Rows from a figure dataset:
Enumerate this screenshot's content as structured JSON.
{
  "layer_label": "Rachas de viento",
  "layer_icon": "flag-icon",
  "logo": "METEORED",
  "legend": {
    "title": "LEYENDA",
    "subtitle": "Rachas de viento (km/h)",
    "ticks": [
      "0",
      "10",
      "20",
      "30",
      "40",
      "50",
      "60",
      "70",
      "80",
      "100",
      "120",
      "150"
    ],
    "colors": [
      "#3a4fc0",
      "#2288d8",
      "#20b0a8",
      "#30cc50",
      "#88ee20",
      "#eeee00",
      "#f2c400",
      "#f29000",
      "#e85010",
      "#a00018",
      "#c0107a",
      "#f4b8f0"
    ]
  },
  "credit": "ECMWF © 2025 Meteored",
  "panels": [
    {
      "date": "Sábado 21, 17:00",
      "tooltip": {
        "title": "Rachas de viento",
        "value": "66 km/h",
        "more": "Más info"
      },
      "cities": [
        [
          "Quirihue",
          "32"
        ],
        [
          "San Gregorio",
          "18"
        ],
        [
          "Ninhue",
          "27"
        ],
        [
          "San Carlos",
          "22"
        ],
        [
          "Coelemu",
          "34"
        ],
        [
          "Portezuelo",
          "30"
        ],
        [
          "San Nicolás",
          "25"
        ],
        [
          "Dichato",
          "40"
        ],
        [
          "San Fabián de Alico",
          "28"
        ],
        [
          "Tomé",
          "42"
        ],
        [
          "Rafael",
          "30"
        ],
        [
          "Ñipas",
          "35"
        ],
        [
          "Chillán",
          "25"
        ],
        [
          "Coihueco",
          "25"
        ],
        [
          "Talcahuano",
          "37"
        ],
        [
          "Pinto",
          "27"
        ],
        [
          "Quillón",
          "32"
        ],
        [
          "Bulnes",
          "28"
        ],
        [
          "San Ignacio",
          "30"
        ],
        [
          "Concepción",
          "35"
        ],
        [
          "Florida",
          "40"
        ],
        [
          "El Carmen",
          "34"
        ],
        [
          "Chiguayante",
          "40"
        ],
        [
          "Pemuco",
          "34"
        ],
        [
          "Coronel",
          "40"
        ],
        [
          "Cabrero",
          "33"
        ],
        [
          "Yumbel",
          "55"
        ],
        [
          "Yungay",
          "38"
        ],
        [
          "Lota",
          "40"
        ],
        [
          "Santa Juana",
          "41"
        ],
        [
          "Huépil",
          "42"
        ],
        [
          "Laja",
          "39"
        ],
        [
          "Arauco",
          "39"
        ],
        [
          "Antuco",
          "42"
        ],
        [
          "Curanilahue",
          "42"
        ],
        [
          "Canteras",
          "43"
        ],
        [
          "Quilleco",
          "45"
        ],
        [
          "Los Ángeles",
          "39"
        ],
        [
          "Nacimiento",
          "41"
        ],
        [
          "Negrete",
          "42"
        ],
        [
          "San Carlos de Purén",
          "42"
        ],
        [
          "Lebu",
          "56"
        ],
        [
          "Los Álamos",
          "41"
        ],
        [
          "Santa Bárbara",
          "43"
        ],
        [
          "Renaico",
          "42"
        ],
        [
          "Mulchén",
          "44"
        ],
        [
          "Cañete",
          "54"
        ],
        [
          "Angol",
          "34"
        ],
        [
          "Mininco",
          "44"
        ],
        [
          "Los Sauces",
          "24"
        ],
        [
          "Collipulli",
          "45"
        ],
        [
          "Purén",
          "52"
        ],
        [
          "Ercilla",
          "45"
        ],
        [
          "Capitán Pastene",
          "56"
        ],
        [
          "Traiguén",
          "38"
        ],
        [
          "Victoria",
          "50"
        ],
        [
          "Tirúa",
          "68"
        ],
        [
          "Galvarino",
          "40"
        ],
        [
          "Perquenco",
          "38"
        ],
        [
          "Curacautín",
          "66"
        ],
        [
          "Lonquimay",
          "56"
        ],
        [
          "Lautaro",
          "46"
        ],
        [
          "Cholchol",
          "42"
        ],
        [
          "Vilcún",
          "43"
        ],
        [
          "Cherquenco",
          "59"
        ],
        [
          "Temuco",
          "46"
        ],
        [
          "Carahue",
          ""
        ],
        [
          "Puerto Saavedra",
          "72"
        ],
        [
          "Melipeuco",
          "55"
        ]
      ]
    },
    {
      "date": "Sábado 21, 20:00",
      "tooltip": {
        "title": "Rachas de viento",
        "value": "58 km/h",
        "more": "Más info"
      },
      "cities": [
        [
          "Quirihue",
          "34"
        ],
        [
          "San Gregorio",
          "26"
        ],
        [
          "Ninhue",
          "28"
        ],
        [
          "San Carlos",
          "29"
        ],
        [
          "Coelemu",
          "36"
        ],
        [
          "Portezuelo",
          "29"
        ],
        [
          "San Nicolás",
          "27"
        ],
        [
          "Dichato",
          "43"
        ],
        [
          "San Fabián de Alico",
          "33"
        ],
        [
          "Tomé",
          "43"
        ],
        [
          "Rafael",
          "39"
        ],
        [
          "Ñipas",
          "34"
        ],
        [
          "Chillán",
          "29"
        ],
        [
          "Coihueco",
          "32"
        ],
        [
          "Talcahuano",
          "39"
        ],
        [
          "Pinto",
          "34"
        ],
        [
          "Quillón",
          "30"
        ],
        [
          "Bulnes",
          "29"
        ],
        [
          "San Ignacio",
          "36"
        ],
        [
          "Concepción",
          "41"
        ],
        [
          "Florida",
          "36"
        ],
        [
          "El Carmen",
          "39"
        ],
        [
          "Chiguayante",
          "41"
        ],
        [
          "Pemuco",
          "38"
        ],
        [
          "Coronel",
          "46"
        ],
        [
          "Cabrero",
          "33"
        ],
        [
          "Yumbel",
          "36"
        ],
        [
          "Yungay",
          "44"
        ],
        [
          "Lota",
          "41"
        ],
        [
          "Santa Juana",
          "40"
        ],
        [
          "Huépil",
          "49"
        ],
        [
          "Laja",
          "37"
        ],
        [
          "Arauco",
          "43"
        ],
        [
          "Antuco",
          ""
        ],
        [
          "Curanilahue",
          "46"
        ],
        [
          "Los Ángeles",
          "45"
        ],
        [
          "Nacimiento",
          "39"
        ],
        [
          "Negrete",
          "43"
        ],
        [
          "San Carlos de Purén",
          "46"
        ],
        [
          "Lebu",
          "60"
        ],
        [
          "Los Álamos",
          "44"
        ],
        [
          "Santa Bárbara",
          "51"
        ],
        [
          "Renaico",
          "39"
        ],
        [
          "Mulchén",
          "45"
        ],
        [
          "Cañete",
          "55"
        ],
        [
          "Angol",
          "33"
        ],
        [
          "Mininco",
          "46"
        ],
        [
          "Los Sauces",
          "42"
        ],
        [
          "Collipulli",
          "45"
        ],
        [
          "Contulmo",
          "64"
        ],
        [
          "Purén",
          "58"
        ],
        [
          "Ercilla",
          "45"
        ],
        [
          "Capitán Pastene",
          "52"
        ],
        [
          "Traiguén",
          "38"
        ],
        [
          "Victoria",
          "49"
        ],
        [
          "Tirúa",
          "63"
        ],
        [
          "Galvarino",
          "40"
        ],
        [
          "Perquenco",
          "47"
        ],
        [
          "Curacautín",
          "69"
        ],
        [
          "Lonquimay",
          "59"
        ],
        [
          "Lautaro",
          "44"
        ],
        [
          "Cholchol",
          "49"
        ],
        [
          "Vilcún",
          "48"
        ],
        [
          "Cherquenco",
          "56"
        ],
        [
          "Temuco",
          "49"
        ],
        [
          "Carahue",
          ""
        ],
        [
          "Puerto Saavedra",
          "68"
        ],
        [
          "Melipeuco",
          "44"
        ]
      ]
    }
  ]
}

> [Exercise requirements] Repeat the whole listing exactly, keeping every line intact.

> [Written solution]
Enumerate this screenshot's content as structured JSON.
{
  "layer_label": "Rachas de viento",
  "layer_icon": "flag-icon",
  "logo": "METEORED",
  "legend": {
    "title": "LEYENDA",
    "subtitle": "Rachas de viento (km/h)",
    "ticks": [
      "0",
      "10",
      "20",
      "30",
      "40",
      "50",
      "60",
      "70",
      "80",
      "100",
      "120",
      "150"
    ],
    "colors": [
      "#3a4fc0",
      "#2288d8",
      "#20b0a8",
      "#30cc50",
      "#88ee20",
      "#eeee00",
      "#f2c400",
      "#f29000",
      "#e85010",
      "#a00018",
      "#c0107a",
      "#f4b8f0"
    ]
  },
  "credit": "ECMWF © 2025 Meteored",
  "panels": [
    {
      "date": "Sábado 21, 17:00",
      "tooltip": {
        "title": "Rachas de viento",
        "value": "66 km/h",
        "more": "Más info"
      },
      "cities": [
        [
          "Quirihue",
          "32"
        ],
        [
          "San Gregorio",
          "18"
        ],
        [
          "Ninhue",
          "27"
        ],
        [
          "San Carlos",
          "22"
        ],
        [
          "Coelemu",
          "34"
        ],
        [
          "Portezuelo",
          "30"
        ],
        [
          "San Nicolás",
          "25"
        ],
        [
          "Dichato",
          "40"
        ],
        [
          "San Fabián de Alico",
          "28"
        ],
        [
          "Tomé",
          "42"
        ],
        [
          "Rafael",
          "30"
        ],
        [
          "Ñipas",
          "35"
        ],
        [
          "Chillán",
          "25"
        ],
        [
          "Coihueco",
          "25"
        ],
        [
          "Talcahuano",
          "37"
        ],
        [
          "Pinto",
          "27"
        ],
        [
          "Quillón",
          "32"
        ],
        [
          "Bulnes",
          "28"
        ],
        [
          "San Ignacio",
          "30"
        ],
        [
          "Concepción",
          "35"
        ],
        [
          "Florida",
          "40"
        ],
        [
          "El Carmen",
          "34"
        ],
        [
          "Chiguayante",
          "40"
        ],
        [
          "Pemuco",
          "34"
        ],
        [
          "Coronel",
          "40"
        ],
        [
          "Cabrero",
          "33"
        ],
        [
          "Yumbel",
          "55"
        ],
        [
          "Yungay",
          "38"
        ],
        [
          "Lota",
          "40"
        ],
        [
          "Santa Juana",
          "41"
        ],
        [
          "Huépil",
          "42"
        ],
        [
          "Laja",
          "39"
        ],
        [
          "Arauco",
          "39"
        ],
        [
          "Antuco",
          "42"
        ],
        [
          "Curanilahue",
          "42"
        ],
        [
          "Canteras",
          "43"
        ],
        [
          "Quilleco",
          "45"
        ],
        [
          "Los Ángeles",
          "39"
        ],
        [
          "Nacimiento",
          "41"
        ],
        [
          "Negrete",
          "42"
        ],
        [
          "San Carlos de Purén",
          "42"
        ],
        [
          "Lebu",
          "56"
        ],
        [
          "Los Álamos",
          "41"
        ],
        [
          "Santa Bárbara",
          "43"
        ],
        [
          "Renaico",
          "42"
        ],
        [
          "Mulchén",
          "44"
        ],
        [
          "Cañete",
          "54"
        ],
        [
          "Angol",
          "34"
        ],
        [
          "Mininco",
          "44"
        ],
        [
          "Los Sauces",
          "24"
        ],
        [
          "Collipulli",
          "45"
        ],
        [
          "Purén",
          "52"
        ],
        [
          "Ercilla",
          "45"
        ],
        [
          "Capitán Pastene",
          "56"
        ],
        [
          "Traiguén",
          "38"
        ],
        [
          "Victoria",
          "50"
        ],
        [
          "Tirúa",
          "68"
        ],
        [
          "Galvarino",
          "40"
        ],
        [
          "Perquenco",
          "38"
        ],
        [
          "Curacautín",
          "66"
        ],
        [
          "Lonquimay",
          "56"
        ],
        [
          "Lautaro",
          "46"
        ],
        [
          "Cholchol",
          "42"
        ],
        [
          "Vilcún",
          "43"
        ],
        [
          "Cherquenco",
          "59"
        ],
        [
          "Temuco",
          "46"
        ],
        [
          "Carahue",
          ""
        ],
        [
          "Puerto Saavedra",
          "72"
        ],
        [
          "Melipeuco",
          "55"
        ]
      ]
    },
    {
      "date": "Sábado 21, 20:00",
      "tooltip": {
        "title": "Rachas de viento",
        "value": "58 km/h",
        "more": "Más info"
      },
      "cities": [
        [
          "Quirihue",
          "34"
        ],
        [
          "San Gregorio",
          "26"
        ],
        [
          "Ninhue",
          "28"
        ],
        [
          "San Carlos",
          "29"
        ],
        [
          "Coelemu",
          "36"
        ],
        [
          "Portezuelo",
          "29"
        ],
        [
          "San Nicolás",
          "27"
        ],
        [
          "Dichato",
          "43"
        ],
        [
          "San Fabián de Alico",
          "33"
        ],
        [
          "Tomé",
          "43"
        ],
        [
          "Rafael",
          "39"
        ],
        [
          "Ñipas",
          "34"
        ],
        [
          "Chillán",
          "29"
        ],
        [
          "Coihueco",
          "32"
        ],
        [
          "Talcahuano",
          "39"
        ],
        [
          "Pinto",
          "34"
        ],
        [
          "Quillón",
          "30"
        ],
        [
          "Bulnes",
          "29"
        ],
        [
          "San Ignacio",
          "36"
        ],
        [
          "Concepción",
          "41"
        ],
        [
          "Florida",
          "36"
        ],
        [
          "El Carmen",
          "39"
        ],
        [
          "Chiguayante",
          "41"
        ],
        [
          "Pemuco",
          "38"
        ],
        [
          "Coronel",
          "46"
        ],
        [
          "Cabrero",
          "33"
        ],
        [
          "Yumbel",
          "36"
        ],
        [
          "Yungay",
          "44"
        ],
        [
          "Lota",
          "41"
        ],
        [
          "Santa Juana",
          "40"
        ],
        [
          "Huépil",
          "49"
        ],
        [
          "Laja",
          "37"
        ],
        [
          "Arauco",
          "43"
        ],
        [
          "Antuco",
          ""
        ],
        [
          "Curanilahue",
          "46"
        ],
        [
          "Los Ángeles",
          "45"
        ],
        [
          "Nacimiento",
          "39"
        ],
        [
          "Negrete",
          "43"
        ],
        [
          "San Carlos de Purén",
          "46"
        ],
        [
          "Lebu",
          "60"
        ],
        [
          "Los Álamos",
          "44"
        ],
        [
          "Santa Bárbara",
          "51"
        ],
        [
          "Renaico",
          "39"
        ],
        [
          "Mulchén",
          "45"
        ],
        [
          "Cañete",
          "55"
        ],
        [
          "Angol",
          "33"
        ],
        [
          "Mininco",
          "46"
        ],
        [
          "Los Sauces",
          "42"
        ],
        [
          "Collipulli",
          "45"
        ],
        [
          "Contulmo",
          "64"
        ],
        [
          "Purén",
          "58"
        ],
        [
          "Ercilla",
          "45"
        ],
        [
          "Capitán Pastene",
          "52"
        ],
        [
          "Traiguén",
          "38"
        ],
        [
          "Victoria",
          "49"
        ],
        [
          "Tirúa",
          "63"
        ],
        [
          "Galvarino",
          "40"
        ],
        [
          "Perquenco",
          "47"
        ],
        [
          "Curacautín",
          "69"
        ],
        [
          "Lonquimay",
          "59"
        ],
        [
          "Lautaro",
          "44"
        ],
        [
          "Cholchol",
          "49"
        ],
        [
          "Vilcún",
          "48"
        ],
        [
          "Cherquenco",
          "56"
        ],
        [
          "Temuco",
          "49"
        ],
        [
          "Carahue",
          ""
        ],
        [
          "Puerto Saavedra",
          "68"
        ],
        [
          "Melipeuco",
          "44"
        ]
      ]
    }
  ]
}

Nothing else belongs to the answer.